Below is the data. Give it again, complete and exact.

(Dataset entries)
^^^^^^^^^^^^^^^^
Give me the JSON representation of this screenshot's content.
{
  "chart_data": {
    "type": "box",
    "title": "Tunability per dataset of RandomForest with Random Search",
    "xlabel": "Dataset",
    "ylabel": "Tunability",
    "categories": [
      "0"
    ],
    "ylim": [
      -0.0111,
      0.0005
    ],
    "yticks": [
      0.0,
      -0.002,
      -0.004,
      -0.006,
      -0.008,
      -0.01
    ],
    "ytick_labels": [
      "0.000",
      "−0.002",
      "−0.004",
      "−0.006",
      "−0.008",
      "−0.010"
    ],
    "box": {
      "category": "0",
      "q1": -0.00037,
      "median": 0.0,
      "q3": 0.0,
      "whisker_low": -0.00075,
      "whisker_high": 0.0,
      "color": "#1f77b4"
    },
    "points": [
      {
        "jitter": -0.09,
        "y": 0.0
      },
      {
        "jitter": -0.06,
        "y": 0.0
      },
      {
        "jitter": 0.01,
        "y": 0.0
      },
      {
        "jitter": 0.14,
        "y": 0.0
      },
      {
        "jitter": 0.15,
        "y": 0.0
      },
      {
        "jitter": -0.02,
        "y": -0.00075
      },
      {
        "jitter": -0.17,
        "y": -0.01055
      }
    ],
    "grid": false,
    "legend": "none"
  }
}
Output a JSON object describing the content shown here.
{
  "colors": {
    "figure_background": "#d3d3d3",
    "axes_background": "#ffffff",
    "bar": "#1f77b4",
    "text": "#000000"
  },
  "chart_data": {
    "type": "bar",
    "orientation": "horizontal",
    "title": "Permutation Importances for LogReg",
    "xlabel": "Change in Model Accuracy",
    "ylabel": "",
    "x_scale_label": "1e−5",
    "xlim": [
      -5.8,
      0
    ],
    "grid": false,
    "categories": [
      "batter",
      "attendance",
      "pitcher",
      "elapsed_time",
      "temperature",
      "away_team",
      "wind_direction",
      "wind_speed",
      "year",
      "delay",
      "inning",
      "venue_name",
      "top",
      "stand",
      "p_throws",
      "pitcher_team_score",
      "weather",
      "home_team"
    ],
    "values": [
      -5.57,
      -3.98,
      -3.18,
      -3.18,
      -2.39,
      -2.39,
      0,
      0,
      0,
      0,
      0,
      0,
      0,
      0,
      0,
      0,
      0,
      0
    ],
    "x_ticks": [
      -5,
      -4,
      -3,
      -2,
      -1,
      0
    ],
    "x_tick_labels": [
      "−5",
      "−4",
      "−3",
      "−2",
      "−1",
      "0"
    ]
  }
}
^^^^^^^^^^^^^^^^
▶ _Response for this exercise_
Give me the JSON representation of this screenshot's content.
{
  "chart_data": {
    "type": "box",
    "title": "Tunability per dataset of RandomForest with Random Search",
    "xlabel": "Dataset",
    "ylabel": "Tunability",
    "categories": [
      "0"
    ],
    "ylim": [
      -0.0111,
      0.0005
    ],
    "yticks": [
      0.0,
      -0.002,
      -0.004,
      -0.006,
      -0.008,
      -0.01
    ],
    "ytick_labels": [
      "0.000",
      "−0.002",
      "−0.004",
      "−0.006",
      "−0.008",
      "−0.010"
    ],
    "box": {
      "category": "0",
      "q1": -0.00037,
      "median": 0.0,
      "q3": 0.0,
      "whisker_low": -0.00075,
      "whisker_high": 0.0,
      "color": "#1f77b4"
    },
    "points": [
      {
        "jitter": -0.09,
        "y": 0.0
      },
      {
        "jitter": -0.06,
        "y": 0.0
      },
      {
        "jitter": 0.01,
        "y": 0.0
      },
      {
        "jitter": 0.14,
        "y": 0.0
      },
      {
        "jitter": 0.15,
        "y": 0.0
      },
      {
        "jitter": -0.02,
        "y": -0.00075
      },
      {
        "jitter": -0.17,
        "y": -0.01055
      }
    ],
    "grid": false,
    "legend": "none"
  }
}
Output a JSON object describing the content shown here.
{
  "colors": {
    "figure_background": "#d3d3d3",
    "axes_background": "#ffffff",
    "bar": "#1f77b4",
    "text": "#000000"
  },
  "chart_data": {
    "type": "bar",
    "orientation": "horizontal",
    "title": "Permutation Importances for LogReg",
    "xlabel": "Change in Model Accuracy",
    "ylabel": "",
    "x_scale_label": "1e−5",
    "xlim": [
      -5.8,
      0
    ],
    "grid": false,
    "categories": [
      "batter",
      "attendance",
      "pitcher",
      "elapsed_time",
      "temperature",
      "away_team",
      "wind_direction",
      "wind_speed",
      "year",
      "delay",
      "inning",
      "venue_name",
      "top",
      "stand",
      "p_throws",
      "pitcher_team_score",
      "weather",
      "home_team"
    ],
    "values": [
      -5.57,
      -3.98,
      -3.18,
      -3.18,
      -2.39,
      -2.39,
      0,
      0,
      0,
      0,
      0,
      0,
      0,
      0,
      0,
      0,
      0,
      0
    ],
    "x_ticks": [
      -5,
      -4,
      -3,
      -2,
      -1,
      0
    ],
    "x_tick_labels": [
      "−5",
      "−4",
      "−3",
      "−2",
      "−1",
      "0"
    ]
  }
}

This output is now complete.